**YOUR GOAL**.
List all lines of the data containing the word "Meio".

-- begin --

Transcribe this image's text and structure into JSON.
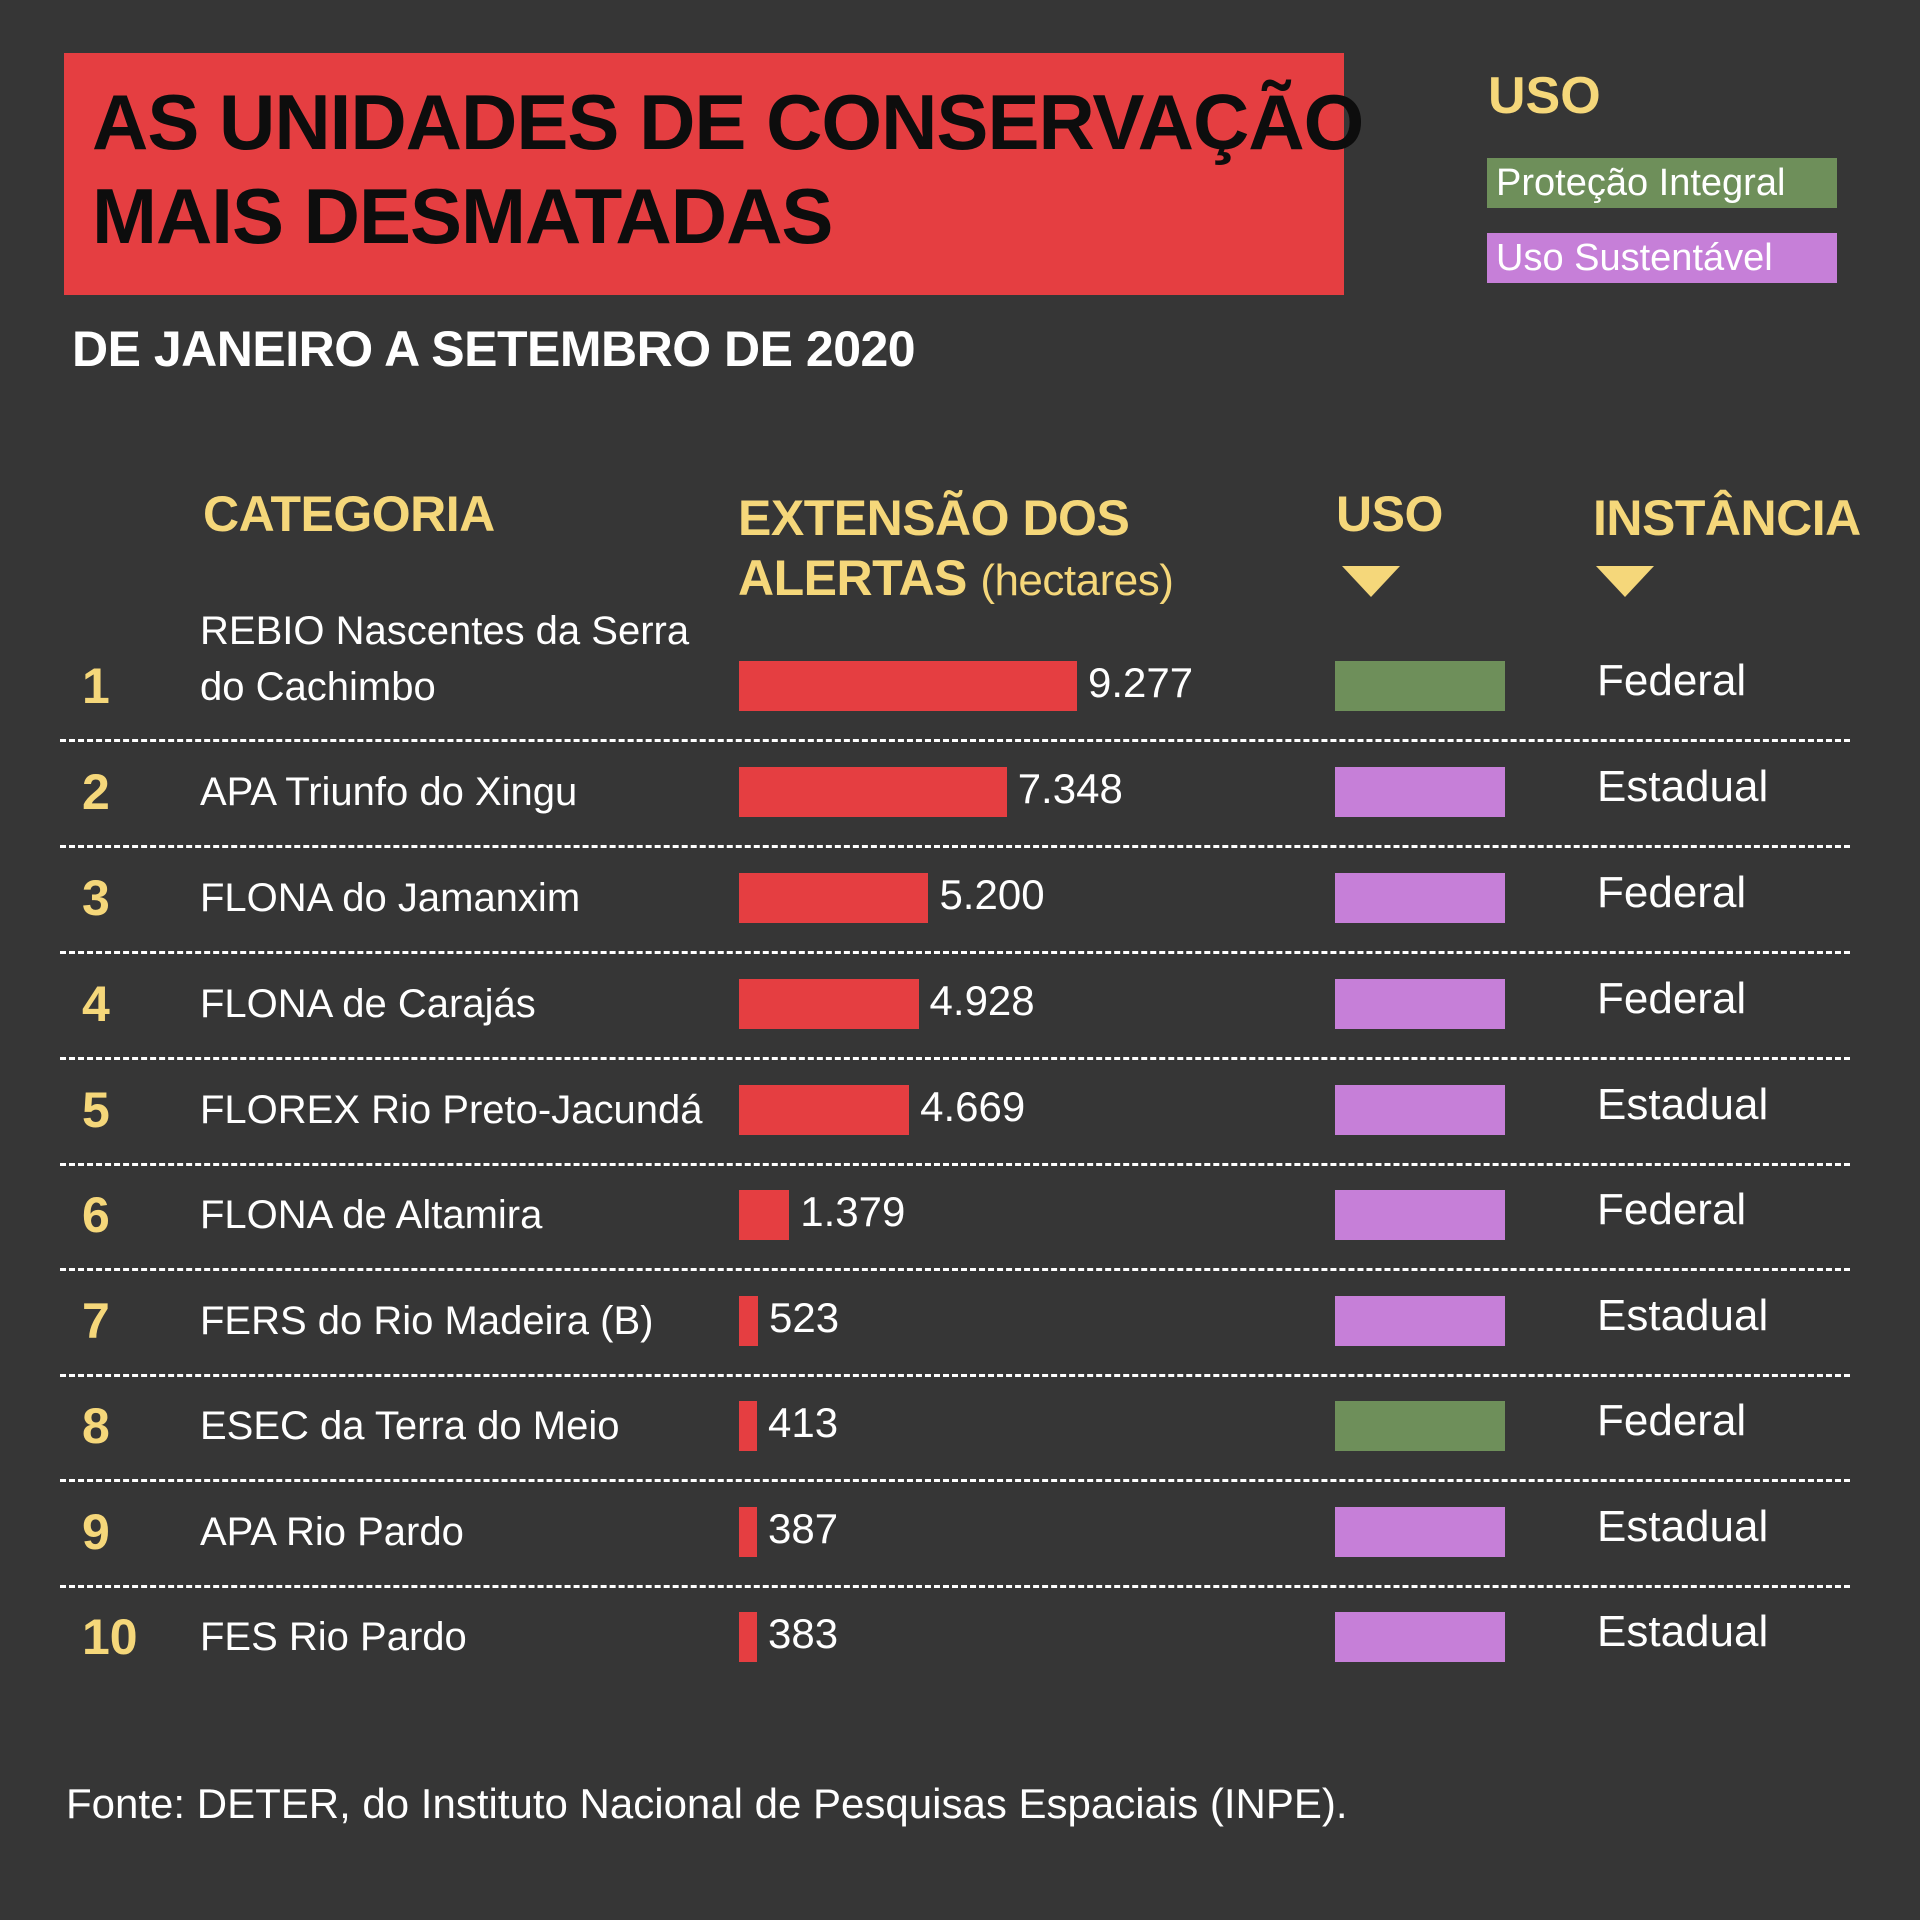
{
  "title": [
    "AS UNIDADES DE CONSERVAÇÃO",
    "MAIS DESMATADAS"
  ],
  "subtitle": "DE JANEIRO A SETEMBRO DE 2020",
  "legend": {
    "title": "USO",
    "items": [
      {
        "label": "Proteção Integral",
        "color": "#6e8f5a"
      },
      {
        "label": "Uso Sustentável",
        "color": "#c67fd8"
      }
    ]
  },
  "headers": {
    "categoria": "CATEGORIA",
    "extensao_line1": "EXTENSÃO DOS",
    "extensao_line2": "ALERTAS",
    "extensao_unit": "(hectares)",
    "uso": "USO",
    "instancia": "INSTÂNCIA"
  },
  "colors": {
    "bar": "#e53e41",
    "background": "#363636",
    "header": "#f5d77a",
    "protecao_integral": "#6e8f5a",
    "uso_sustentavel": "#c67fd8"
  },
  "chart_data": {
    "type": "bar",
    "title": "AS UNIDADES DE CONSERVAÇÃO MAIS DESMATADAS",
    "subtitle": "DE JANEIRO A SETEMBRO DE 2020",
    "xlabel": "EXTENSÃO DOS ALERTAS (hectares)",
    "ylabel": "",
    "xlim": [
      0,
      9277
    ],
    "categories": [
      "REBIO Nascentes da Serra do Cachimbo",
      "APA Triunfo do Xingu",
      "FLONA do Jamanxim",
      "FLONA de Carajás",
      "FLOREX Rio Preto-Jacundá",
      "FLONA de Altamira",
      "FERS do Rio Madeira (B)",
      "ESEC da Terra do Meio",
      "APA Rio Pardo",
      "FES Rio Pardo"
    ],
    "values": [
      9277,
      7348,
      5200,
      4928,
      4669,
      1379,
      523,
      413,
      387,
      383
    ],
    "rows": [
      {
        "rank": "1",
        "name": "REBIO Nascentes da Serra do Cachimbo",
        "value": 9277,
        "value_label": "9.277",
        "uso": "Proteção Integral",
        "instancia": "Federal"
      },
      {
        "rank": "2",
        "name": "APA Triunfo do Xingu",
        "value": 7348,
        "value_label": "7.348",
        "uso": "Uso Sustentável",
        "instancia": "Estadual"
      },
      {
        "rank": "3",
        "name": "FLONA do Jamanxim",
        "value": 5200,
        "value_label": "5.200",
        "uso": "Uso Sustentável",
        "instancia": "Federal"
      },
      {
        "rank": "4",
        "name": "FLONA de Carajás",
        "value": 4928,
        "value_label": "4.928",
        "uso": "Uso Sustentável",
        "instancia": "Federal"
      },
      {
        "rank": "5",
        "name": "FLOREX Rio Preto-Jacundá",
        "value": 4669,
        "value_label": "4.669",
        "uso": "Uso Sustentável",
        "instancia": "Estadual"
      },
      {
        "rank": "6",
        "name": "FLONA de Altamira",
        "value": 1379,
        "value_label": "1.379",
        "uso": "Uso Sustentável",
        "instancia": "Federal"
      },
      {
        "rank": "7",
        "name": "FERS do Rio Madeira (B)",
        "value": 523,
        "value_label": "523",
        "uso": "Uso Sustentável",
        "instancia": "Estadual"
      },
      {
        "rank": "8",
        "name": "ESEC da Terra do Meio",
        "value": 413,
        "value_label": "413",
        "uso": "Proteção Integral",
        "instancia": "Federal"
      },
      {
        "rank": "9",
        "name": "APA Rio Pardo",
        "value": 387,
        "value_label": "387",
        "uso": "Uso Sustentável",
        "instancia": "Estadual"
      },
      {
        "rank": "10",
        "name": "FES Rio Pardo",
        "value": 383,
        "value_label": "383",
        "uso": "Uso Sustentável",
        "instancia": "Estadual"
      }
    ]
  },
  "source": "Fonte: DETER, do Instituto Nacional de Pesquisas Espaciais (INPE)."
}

-- end --

**RESULT BELOW**.
      "ESEC da Terra do Meio",
        "name": "ESEC da Terra do Meio",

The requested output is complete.